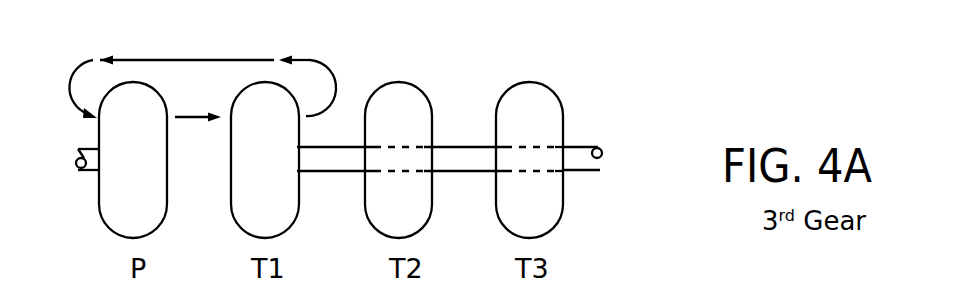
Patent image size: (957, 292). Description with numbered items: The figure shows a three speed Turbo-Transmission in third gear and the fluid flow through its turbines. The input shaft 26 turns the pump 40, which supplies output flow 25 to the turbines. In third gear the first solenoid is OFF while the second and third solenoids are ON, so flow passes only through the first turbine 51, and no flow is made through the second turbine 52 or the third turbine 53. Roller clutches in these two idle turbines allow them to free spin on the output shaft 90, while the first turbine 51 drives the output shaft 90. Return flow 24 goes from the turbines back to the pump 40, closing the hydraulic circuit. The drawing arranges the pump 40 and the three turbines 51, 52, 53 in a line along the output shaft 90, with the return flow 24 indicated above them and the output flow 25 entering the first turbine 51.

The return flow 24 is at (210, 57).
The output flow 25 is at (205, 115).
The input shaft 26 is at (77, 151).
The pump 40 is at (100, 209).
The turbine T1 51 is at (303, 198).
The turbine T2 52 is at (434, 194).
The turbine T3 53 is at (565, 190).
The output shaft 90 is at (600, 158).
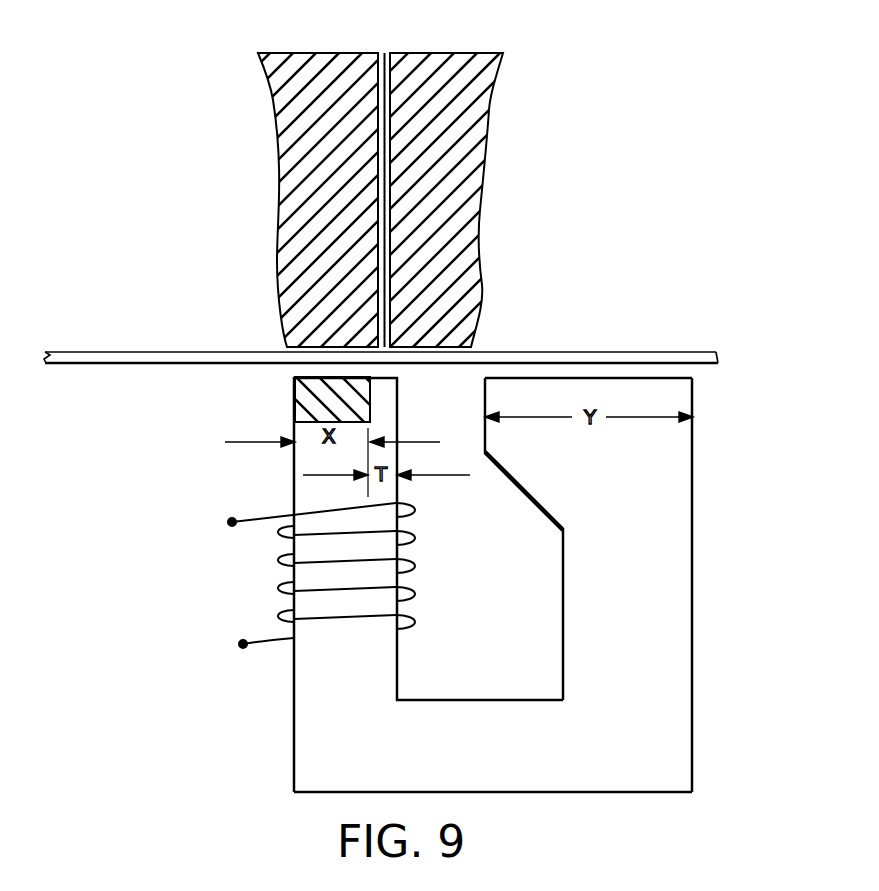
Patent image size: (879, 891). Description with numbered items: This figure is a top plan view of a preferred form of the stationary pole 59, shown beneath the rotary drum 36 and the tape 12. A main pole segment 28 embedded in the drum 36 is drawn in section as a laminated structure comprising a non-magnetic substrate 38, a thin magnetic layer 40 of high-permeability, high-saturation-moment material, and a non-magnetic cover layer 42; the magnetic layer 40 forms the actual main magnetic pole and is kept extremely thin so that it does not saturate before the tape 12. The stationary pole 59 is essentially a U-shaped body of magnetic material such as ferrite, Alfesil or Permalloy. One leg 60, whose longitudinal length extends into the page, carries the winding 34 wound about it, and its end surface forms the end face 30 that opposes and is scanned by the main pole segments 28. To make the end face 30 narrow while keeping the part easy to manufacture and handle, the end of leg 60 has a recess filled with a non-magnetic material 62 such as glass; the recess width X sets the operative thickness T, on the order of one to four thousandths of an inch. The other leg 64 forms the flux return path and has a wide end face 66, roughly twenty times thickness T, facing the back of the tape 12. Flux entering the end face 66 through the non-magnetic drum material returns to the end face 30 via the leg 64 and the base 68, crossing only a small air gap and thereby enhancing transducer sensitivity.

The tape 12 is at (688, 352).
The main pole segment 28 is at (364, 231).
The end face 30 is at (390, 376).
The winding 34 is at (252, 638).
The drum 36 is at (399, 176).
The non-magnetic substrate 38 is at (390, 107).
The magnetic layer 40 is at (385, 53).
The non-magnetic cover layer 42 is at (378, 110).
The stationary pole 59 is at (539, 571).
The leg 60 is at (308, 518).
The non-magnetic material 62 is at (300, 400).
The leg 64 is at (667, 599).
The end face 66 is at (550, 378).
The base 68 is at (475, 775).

§

**What you have to do**. Revise the records by replacing "Patent image size" with "Drawing size" wherever it occurs, changing nothing else, and omit the pictures from your answer.

**Result**.
Drawing size: (957, 292). Description with numbered items: The figure shows a three speed Turbo-Transmission in third gear and the fluid flow through its turbines. The input shaft 26 turns the pump 40, which supplies output flow 25 to the turbines. In third gear the first solenoid is OFF while the second and third solenoids are ON, so flow passes only through the first turbine 51, and no flow is made through the second turbine 52 or the third turbine 53. Roller clutches in these two idle turbines allow them to free spin on the output shaft 90, while the first turbine 51 drives the output shaft 90. Return flow 24 goes from the turbines back to the pump 40, closing the hydraulic circuit. The drawing arranges the pump 40 and the three turbines 51, 52, 53 in a line along the output shaft 90, with the return flow 24 indicated above them and the output flow 25 entering the first turbine 51.

The return flow 24 is at (210, 57).
The output flow 25 is at (205, 115).
The input shaft 26 is at (77, 151).
The pump 40 is at (100, 209).
The turbine T1 51 is at (303, 198).
The turbine T2 52 is at (434, 194).
The turbine T3 53 is at (565, 190).
The output shaft 90 is at (600, 158).
Drawing size: (879, 891). Description with numbered items: This figure is a top plan view of a preferred form of the stationary pole 59, shown beneath the rotary drum 36 and the tape 12. A main pole segment 28 embedded in the drum 36 is drawn in section as a laminated structure comprising a non-magnetic substrate 38, a thin magnetic layer 40 of high-permeability, high-saturation-moment material, and a non-magnetic cover layer 42; the magnetic layer 40 forms the actual main magnetic pole and is kept extremely thin so that it does not saturate before the tape 12. The stationary pole 59 is essentially a U-shaped body of magnetic material such as ferrite, Alfesil or Permalloy. One leg 60, whose longitudinal length extends into the page, carries the winding 34 wound about it, and its end surface forms the end face 30 that opposes and is scanned by the main pole segments 28. To make the end face 30 narrow while keeping the part easy to manufacture and handle, the end of leg 60 has a recess filled with a non-magnetic material 62 such as glass; the recess width X sets the operative thickness T, on the order of one to four thousandths of an inch. The other leg 64 forms the flux return path and has a wide end face 66, roughly twenty times thickness T, facing the back of the tape 12. Flux entering the end face 66 through the non-magnetic drum material returns to the end face 30 via the leg 64 and the base 68, crossing only a small air gap and thereby enhancing transducer sensitivity.

The tape 12 is at (688, 352).
The main pole segment 28 is at (364, 231).
The end face 30 is at (390, 376).
The winding 34 is at (252, 638).
The drum 36 is at (399, 176).
The non-magnetic substrate 38 is at (390, 107).
The magnetic layer 40 is at (385, 53).
The non-magnetic cover layer 42 is at (378, 110).
The stationary pole 59 is at (539, 571).
The leg 60 is at (308, 518).
The non-magnetic material 62 is at (300, 400).
The leg 64 is at (667, 599).
The end face 66 is at (550, 378).
The base 68 is at (475, 775).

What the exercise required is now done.